== TASK PROMPT ==
The records below must be output exactly, without pictures.

════════

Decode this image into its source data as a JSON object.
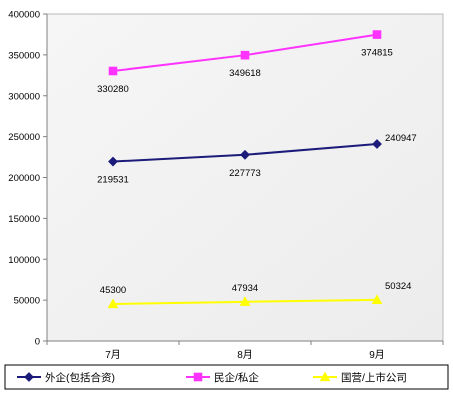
{
  "chart_data": {
    "type": "line",
    "categories": [
      "7月",
      "8月",
      "9月"
    ],
    "series": [
      {
        "name": "外企(包括合资)",
        "values": [
          219531,
          227773,
          240947
        ],
        "labels": [
          "219531",
          "227773",
          "240947"
        ],
        "color": "#1b1b7a",
        "marker": "diamond"
      },
      {
        "name": "民企/私企",
        "values": [
          330280,
          349618,
          374815
        ],
        "labels": [
          "330280",
          "349618",
          "374815"
        ],
        "color": "#ff33ff",
        "marker": "square"
      },
      {
        "name": "国营/上市公司",
        "values": [
          45300,
          47934,
          50324
        ],
        "labels": [
          "45300",
          "47934",
          "50324"
        ],
        "color": "#ffff00",
        "marker": "triangle"
      }
    ],
    "yticks": [
      0,
      50000,
      100000,
      150000,
      200000,
      250000,
      300000,
      350000,
      400000
    ],
    "ytick_labels": [
      "0",
      "50000",
      "100000",
      "150000",
      "200000",
      "250000",
      "300000",
      "350000",
      "400000"
    ],
    "ylim": [
      0,
      400000
    ],
    "grid": false,
    "legend_position": "bottom"
  }
}
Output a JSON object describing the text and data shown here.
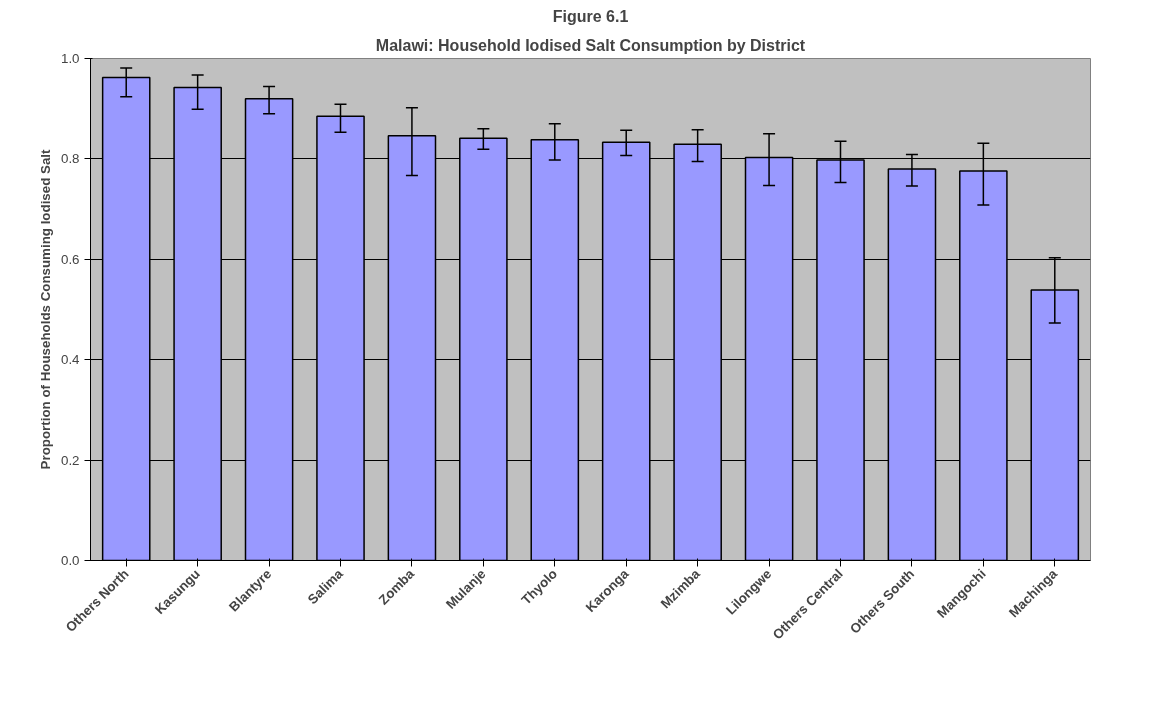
{
  "chart_data": {
    "type": "bar",
    "title": "Figure 6.1",
    "subtitle": "Malawi: Household Iodised Salt Consumption by District",
    "ylabel": "Proportion of Households Consuming Iodised Salt",
    "categories": [
      "Others North",
      "Kasungu",
      "Blantyre",
      "Salima",
      "Zomba",
      "Mulanje",
      "Thyolo",
      "Karonga",
      "Mzimba",
      "Lilongwe",
      "Others Central",
      "Others South",
      "Mangochi",
      "Machinga"
    ],
    "series": [
      {
        "color": "#9999ff",
        "values": [
          0.962,
          0.942,
          0.92,
          0.885,
          0.846,
          0.841,
          0.838,
          0.833,
          0.829,
          0.803,
          0.798,
          0.78,
          0.776,
          0.539
        ],
        "errors": [
          [
            0.924,
            0.981
          ],
          [
            0.899,
            0.967
          ],
          [
            0.89,
            0.944
          ],
          [
            0.853,
            0.909
          ],
          [
            0.767,
            0.902
          ],
          [
            0.819,
            0.86
          ],
          [
            0.798,
            0.87
          ],
          [
            0.807,
            0.857
          ],
          [
            0.795,
            0.858
          ],
          [
            0.747,
            0.85
          ],
          [
            0.753,
            0.835
          ],
          [
            0.746,
            0.809
          ],
          [
            0.708,
            0.831
          ],
          [
            0.473,
            0.603
          ]
        ]
      }
    ],
    "ylim": [
      0,
      1
    ],
    "yticks": [
      {
        "value": 0,
        "label": "0.0"
      },
      {
        "value": 0.2,
        "label": "0.2"
      },
      {
        "value": 0.4,
        "label": "0.4"
      },
      {
        "value": 0.6,
        "label": "0.6"
      },
      {
        "value": 0.8,
        "label": "0.8"
      },
      {
        "value": 1,
        "label": "1.0"
      }
    ],
    "grid": "y"
  }
}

════════

== ANSWER TO THE PROBLEM ==
Decode this image into its source data as a JSON object.
{
  "chart_data": {
    "type": "line",
    "categories": [
      "7月",
      "8月",
      "9月"
    ],
    "series": [
      {
        "name": "外企(包括合资)",
        "values": [
          219531,
          227773,
          240947
        ],
        "labels": [
          "219531",
          "227773",
          "240947"
        ],
        "color": "#1b1b7a",
        "marker": "diamond"
      },
      {
        "name": "民企/私企",
        "values": [
          330280,
          349618,
          374815
        ],
        "labels": [
          "330280",
          "349618",
          "374815"
        ],
        "color": "#ff33ff",
        "marker": "square"
      },
      {
        "name": "国营/上市公司",
        "values": [
          45300,
          47934,
          50324
        ],
        "labels": [
          "45300",
          "47934",
          "50324"
        ],
        "color": "#ffff00",
        "marker": "triangle"
      }
    ],
    "yticks": [
      0,
      50000,
      100000,
      150000,
      200000,
      250000,
      300000,
      350000,
      400000
    ],
    "ytick_labels": [
      "0",
      "50000",
      "100000",
      "150000",
      "200000",
      "250000",
      "300000",
      "350000",
      "400000"
    ],
    "ylim": [
      0,
      400000
    ],
    "grid": false,
    "legend_position": "bottom"
  }
}
Output a JSON object describing the text and data shown here.
{
  "chart_data": {
    "type": "bar",
    "title": "Figure 6.1",
    "subtitle": "Malawi: Household Iodised Salt Consumption by District",
    "ylabel": "Proportion of Households Consuming Iodised Salt",
    "categories": [
      "Others North",
      "Kasungu",
      "Blantyre",
      "Salima",
      "Zomba",
      "Mulanje",
      "Thyolo",
      "Karonga",
      "Mzimba",
      "Lilongwe",
      "Others Central",
      "Others South",
      "Mangochi",
      "Machinga"
    ],
    "series": [
      {
        "color": "#9999ff",
        "values": [
          0.962,
          0.942,
          0.92,
          0.885,
          0.846,
          0.841,
          0.838,
          0.833,
          0.829,
          0.803,
          0.798,
          0.78,
          0.776,
          0.539
        ],
        "errors": [
          [
            0.924,
            0.981
          ],
          [
            0.899,
            0.967
          ],
          [
            0.89,
            0.944
          ],
          [
            0.853,
            0.909
          ],
          [
            0.767,
            0.902
          ],
          [
            0.819,
            0.86
          ],
          [
            0.798,
            0.87
          ],
          [
            0.807,
            0.857
          ],
          [
            0.795,
            0.858
          ],
          [
            0.747,
            0.85
          ],
          [
            0.753,
            0.835
          ],
          [
            0.746,
            0.809
          ],
          [
            0.708,
            0.831
          ],
          [
            0.473,
            0.603
          ]
        ]
      }
    ],
    "ylim": [
      0,
      1
    ],
    "yticks": [
      {
        "value": 0,
        "label": "0.0"
      },
      {
        "value": 0.2,
        "label": "0.2"
      },
      {
        "value": 0.4,
        "label": "0.4"
      },
      {
        "value": 0.6,
        "label": "0.6"
      },
      {
        "value": 0.8,
        "label": "0.8"
      },
      {
        "value": 1,
        "label": "1.0"
      }
    ],
    "grid": "y"
  }
}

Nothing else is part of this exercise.